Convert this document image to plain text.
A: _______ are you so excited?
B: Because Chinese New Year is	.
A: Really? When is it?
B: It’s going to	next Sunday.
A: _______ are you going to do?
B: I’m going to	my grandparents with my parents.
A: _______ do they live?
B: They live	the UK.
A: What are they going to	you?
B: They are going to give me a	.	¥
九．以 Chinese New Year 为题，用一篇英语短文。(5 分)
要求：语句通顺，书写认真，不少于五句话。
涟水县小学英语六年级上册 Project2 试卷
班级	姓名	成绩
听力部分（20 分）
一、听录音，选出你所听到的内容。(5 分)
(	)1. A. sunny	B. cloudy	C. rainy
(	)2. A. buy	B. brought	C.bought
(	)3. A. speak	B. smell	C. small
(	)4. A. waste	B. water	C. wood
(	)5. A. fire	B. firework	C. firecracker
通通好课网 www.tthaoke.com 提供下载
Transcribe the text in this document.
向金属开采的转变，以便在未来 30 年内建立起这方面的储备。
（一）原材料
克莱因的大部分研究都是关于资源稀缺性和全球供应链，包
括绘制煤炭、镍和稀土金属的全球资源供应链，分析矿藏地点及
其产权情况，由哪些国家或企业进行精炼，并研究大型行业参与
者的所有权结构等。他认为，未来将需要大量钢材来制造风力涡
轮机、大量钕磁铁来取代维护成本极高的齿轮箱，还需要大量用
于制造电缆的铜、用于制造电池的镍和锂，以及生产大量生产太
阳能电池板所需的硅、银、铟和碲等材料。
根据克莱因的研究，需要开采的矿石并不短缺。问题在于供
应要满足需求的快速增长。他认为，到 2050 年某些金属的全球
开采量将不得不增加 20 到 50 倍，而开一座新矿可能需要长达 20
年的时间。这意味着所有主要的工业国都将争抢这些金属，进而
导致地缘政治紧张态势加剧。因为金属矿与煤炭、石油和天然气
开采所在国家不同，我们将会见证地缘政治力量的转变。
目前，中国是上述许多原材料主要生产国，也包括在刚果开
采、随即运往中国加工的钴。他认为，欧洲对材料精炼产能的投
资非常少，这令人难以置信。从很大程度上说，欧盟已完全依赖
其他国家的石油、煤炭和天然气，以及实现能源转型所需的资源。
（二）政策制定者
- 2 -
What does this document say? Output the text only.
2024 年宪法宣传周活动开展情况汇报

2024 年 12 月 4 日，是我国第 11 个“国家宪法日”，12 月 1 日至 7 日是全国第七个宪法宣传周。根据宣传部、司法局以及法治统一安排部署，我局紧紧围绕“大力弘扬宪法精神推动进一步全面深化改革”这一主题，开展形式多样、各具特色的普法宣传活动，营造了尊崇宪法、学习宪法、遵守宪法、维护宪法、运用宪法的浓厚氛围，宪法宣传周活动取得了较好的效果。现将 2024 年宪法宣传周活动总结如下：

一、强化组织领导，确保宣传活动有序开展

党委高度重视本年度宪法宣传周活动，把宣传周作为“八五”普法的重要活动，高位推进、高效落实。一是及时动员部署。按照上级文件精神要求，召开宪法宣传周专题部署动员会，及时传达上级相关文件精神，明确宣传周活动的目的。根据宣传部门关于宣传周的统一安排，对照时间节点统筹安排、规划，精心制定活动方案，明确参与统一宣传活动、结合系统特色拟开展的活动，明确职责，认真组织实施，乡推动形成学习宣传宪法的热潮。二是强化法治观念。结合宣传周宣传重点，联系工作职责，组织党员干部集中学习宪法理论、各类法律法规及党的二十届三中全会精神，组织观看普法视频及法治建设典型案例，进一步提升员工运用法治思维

____

Exercise objective: From the listing above, copy every line that holds the string "Chinese".

Result:
B: Because Chinese New Year is	.
九．以 Chinese New Year 为题，用一篇英语短文。(5 分)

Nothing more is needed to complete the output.